**Written instruction**:
Repeat the lines of the listing word for word, from the line with "button[interactable]: Сброс xyxy=(338,232,478,271)" to the line with "button[interactable]: ю.ш. xyxy=(419,41,453,54)", including both of those lines.

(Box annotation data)
start
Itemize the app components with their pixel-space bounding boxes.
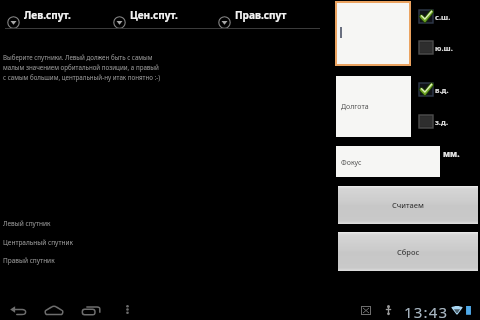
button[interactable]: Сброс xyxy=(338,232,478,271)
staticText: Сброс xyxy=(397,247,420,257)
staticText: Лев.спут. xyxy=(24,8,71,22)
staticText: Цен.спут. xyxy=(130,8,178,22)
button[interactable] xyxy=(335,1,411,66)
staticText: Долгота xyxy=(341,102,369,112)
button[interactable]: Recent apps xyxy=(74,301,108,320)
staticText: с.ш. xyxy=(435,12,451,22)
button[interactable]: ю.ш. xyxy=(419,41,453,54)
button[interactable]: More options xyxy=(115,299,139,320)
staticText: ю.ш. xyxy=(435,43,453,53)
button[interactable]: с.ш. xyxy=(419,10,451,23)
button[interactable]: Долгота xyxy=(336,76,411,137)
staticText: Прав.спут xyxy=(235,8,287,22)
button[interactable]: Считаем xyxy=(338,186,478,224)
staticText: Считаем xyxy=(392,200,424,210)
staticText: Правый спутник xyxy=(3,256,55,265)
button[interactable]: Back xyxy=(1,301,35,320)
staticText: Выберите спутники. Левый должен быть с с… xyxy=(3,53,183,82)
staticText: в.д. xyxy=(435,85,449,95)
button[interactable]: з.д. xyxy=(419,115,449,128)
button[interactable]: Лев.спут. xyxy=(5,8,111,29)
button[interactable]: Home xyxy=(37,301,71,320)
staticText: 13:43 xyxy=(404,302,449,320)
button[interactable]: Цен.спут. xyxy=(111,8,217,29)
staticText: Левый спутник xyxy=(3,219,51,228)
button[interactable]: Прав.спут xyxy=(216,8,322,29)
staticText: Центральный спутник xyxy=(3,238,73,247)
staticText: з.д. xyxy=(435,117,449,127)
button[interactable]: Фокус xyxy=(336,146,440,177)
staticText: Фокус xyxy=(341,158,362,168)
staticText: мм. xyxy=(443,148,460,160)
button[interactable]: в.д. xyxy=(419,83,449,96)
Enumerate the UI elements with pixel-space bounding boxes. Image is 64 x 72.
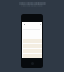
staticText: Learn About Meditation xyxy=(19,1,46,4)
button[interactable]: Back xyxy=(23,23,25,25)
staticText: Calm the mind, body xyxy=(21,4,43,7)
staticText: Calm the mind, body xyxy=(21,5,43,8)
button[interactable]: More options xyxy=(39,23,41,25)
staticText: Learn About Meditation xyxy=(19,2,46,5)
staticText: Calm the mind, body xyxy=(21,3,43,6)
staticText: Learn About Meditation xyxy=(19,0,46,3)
end
start
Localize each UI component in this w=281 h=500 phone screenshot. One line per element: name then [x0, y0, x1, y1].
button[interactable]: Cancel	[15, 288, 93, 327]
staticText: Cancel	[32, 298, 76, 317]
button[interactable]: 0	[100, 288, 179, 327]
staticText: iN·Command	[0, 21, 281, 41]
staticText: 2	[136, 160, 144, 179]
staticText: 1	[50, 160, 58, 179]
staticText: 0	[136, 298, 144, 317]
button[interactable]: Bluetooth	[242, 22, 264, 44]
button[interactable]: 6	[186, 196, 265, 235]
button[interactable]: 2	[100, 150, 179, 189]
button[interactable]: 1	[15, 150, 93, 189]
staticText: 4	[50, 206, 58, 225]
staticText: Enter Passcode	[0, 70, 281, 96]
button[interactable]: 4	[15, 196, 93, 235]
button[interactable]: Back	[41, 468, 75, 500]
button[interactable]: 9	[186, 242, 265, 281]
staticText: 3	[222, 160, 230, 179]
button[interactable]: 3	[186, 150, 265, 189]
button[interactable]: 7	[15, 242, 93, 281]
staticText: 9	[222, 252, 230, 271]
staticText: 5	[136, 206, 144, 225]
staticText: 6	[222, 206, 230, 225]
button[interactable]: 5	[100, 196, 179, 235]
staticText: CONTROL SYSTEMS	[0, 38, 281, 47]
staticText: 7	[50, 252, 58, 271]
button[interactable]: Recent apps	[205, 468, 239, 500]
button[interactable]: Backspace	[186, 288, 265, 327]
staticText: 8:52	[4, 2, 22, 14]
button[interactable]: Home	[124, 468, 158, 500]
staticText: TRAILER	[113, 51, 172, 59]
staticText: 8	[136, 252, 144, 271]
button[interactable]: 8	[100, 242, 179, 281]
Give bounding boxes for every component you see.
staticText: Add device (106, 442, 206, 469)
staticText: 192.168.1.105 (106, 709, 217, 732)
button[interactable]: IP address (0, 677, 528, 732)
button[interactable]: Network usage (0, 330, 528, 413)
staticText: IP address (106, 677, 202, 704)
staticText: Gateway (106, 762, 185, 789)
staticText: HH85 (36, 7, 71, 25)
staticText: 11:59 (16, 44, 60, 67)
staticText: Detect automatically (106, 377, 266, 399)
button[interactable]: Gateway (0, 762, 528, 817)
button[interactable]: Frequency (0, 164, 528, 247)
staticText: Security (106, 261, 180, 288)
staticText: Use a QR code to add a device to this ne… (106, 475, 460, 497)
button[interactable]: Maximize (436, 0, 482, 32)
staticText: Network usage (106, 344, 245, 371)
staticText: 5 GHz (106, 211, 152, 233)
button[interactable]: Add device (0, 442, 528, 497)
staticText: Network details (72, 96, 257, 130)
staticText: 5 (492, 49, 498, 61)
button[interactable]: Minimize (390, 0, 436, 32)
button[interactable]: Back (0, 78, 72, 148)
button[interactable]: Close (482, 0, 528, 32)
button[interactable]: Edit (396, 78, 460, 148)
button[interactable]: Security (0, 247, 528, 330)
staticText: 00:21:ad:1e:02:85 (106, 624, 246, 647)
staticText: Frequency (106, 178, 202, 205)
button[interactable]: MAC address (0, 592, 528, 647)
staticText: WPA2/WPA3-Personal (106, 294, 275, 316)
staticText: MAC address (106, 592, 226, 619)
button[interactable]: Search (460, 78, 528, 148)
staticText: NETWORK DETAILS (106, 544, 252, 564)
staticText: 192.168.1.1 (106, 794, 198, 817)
end
**Final answer**:
button[interactable]: Сброс xyxy=(338,232,478,271)
staticText: Сброс xyxy=(397,247,420,257)
staticText: Лев.спут. xyxy=(24,8,71,22)
staticText: Цен.спут. xyxy=(130,8,178,22)
button[interactable] xyxy=(335,1,411,66)
staticText: Долгота xyxy=(341,102,369,112)
button[interactable]: Recent apps xyxy=(74,301,108,320)
staticText: с.ш. xyxy=(435,12,451,22)
button[interactable]: ю.ш. xyxy=(419,41,453,54)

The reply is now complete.